[Figure content listings]
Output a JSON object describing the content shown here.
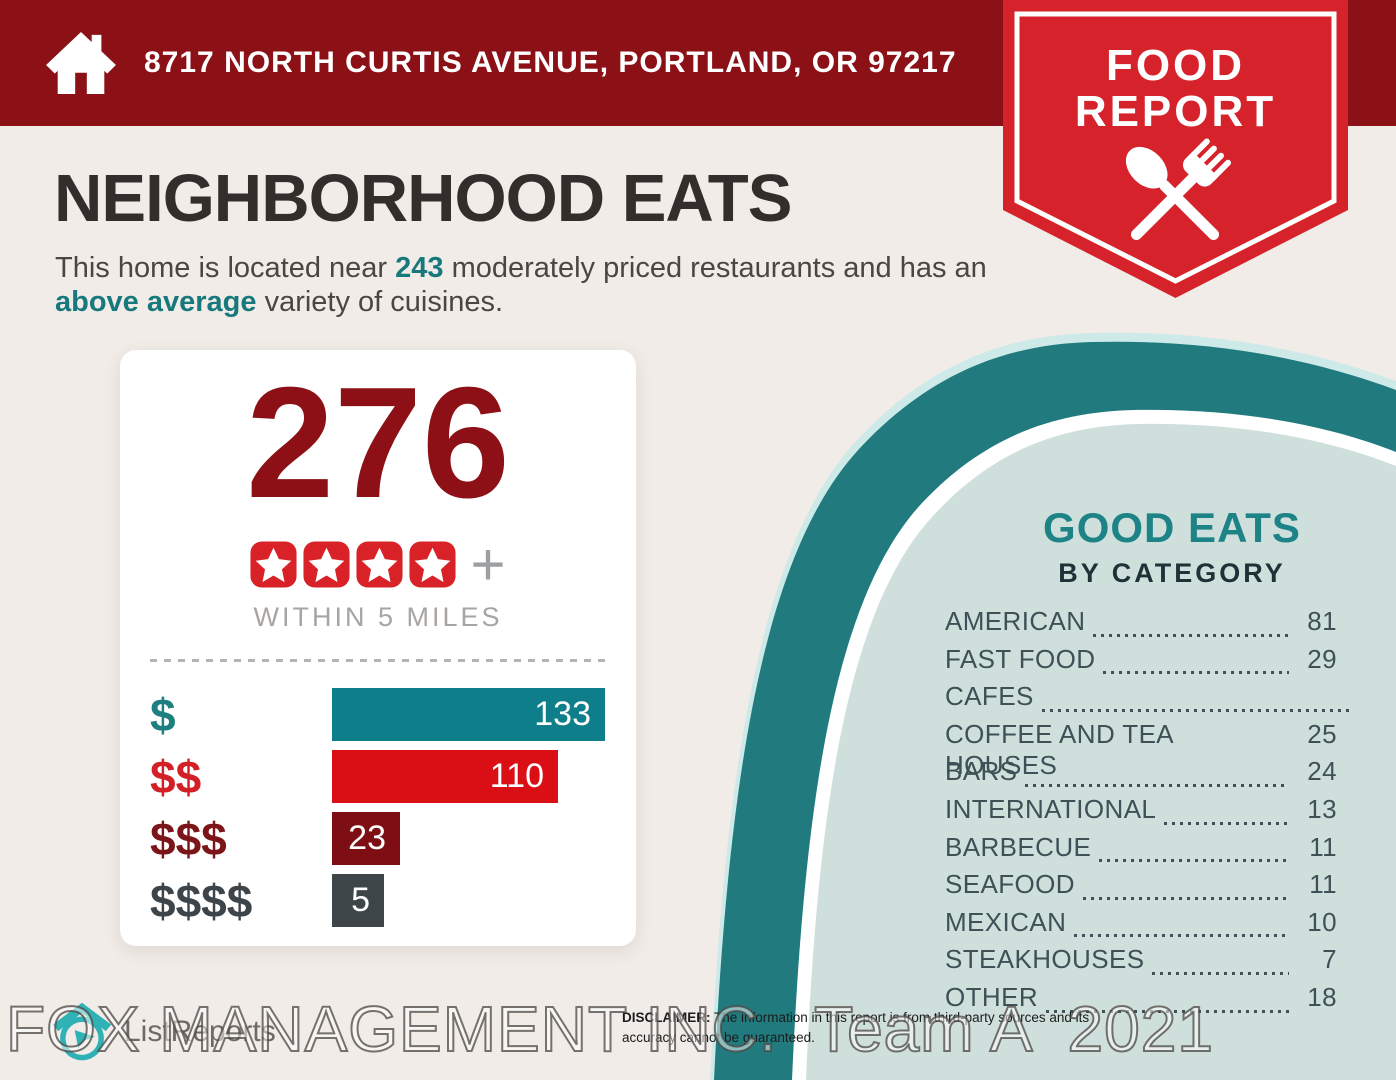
{
  "header": {
    "address": "8717 NORTH CURTIS AVENUE, PORTLAND, OR 97217",
    "badge": {
      "line1": "FOOD",
      "line2": "REPORT"
    }
  },
  "title": "NEIGHBORHOOD EATS",
  "intro": {
    "part1": "This home is located near ",
    "count": "243",
    "part2": " moderately priced restaurants and has an ",
    "highlight": "above average",
    "part3": " variety of cuisines."
  },
  "summary_card": {
    "total": "276",
    "stars": 4,
    "plus": "+",
    "subtitle": "WITHIN 5 MILES"
  },
  "chart_data": [
    {
      "type": "bar",
      "title": "",
      "categories": [
        "$",
        "$$",
        "$$$",
        "$$$$"
      ],
      "values": [
        133,
        110,
        23,
        5
      ],
      "xlim": [
        0,
        133
      ],
      "orientation": "horizontal",
      "value_labels_inside_bars": true,
      "colors": [
        "#0e7f8a",
        "#da0e15",
        "#7d0e13",
        "#3e4549"
      ],
      "label_colors": [
        "#1d7f7f",
        "#d32026",
        "#7c1519",
        "#3e454a"
      ]
    },
    {
      "type": "table",
      "title": "GOOD EATS BY CATEGORY",
      "rows": [
        {
          "label": "AMERICAN",
          "value": "81"
        },
        {
          "label": "FAST FOOD",
          "value": "29"
        },
        {
          "label": "CAFES",
          "value": null
        },
        {
          "label": "COFFEE AND TEA HOUSES",
          "value": "25"
        },
        {
          "label": "BARS",
          "value": "24"
        },
        {
          "label": "INTERNATIONAL",
          "value": "13"
        },
        {
          "label": "BARBECUE",
          "value": "11"
        },
        {
          "label": "SEAFOOD",
          "value": "11"
        },
        {
          "label": "MEXICAN",
          "value": "10"
        },
        {
          "label": "STEAKHOUSES",
          "value": "7"
        },
        {
          "label": "OTHER",
          "value": "18"
        }
      ]
    }
  ],
  "good_eats": {
    "title": "GOOD EATS",
    "subtitle": "BY CATEGORY"
  },
  "footer": {
    "logo_text": "ListReports",
    "disclaimer_label": "DISCLAIMER:",
    "disclaimer_text": " The information in this report is from third-party sources and its accuracy cannot be guaranteed."
  },
  "watermark": "FOX MANAGEMENT INC.  Team A  2021",
  "icons": {
    "home": "white house with chimney",
    "badge": "crossed spoon and fork",
    "star": "red rounded tile with white star",
    "logo_mark": "teal house with pin"
  },
  "colors": {
    "background": "#f1ece8",
    "banner": "#8b1117",
    "badge_red": "#d6232b",
    "dark_red": "#8c1016",
    "teal_accent": "#18797d",
    "circle_teal": "#217b7e",
    "circle_inner": "#cfe0dc",
    "circle_halo": "#cdeae9",
    "star_red": "#d82227",
    "list_text": "#3f5156"
  }
}
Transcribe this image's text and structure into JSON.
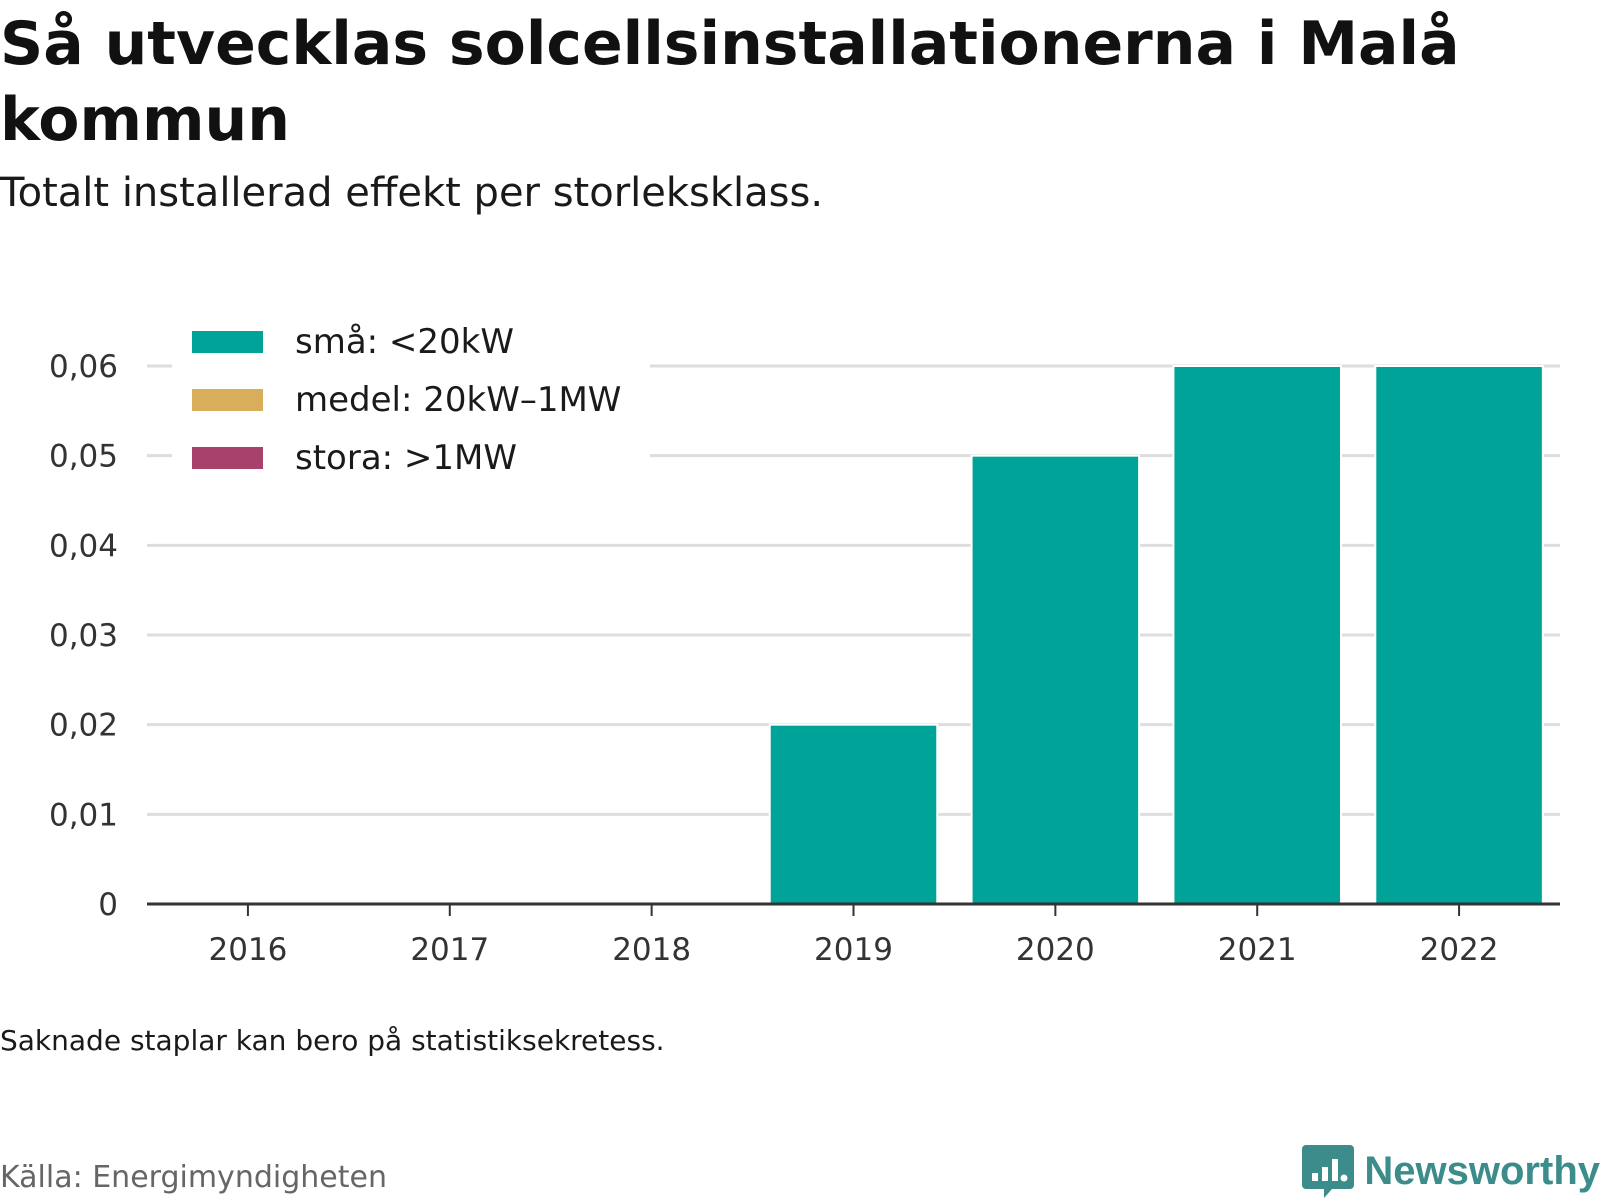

> Short task
Go through the records and pull out each line that includes the word "home".

> Correct output
    "part1": "This home is located near ",
    "home": "white house with chimney",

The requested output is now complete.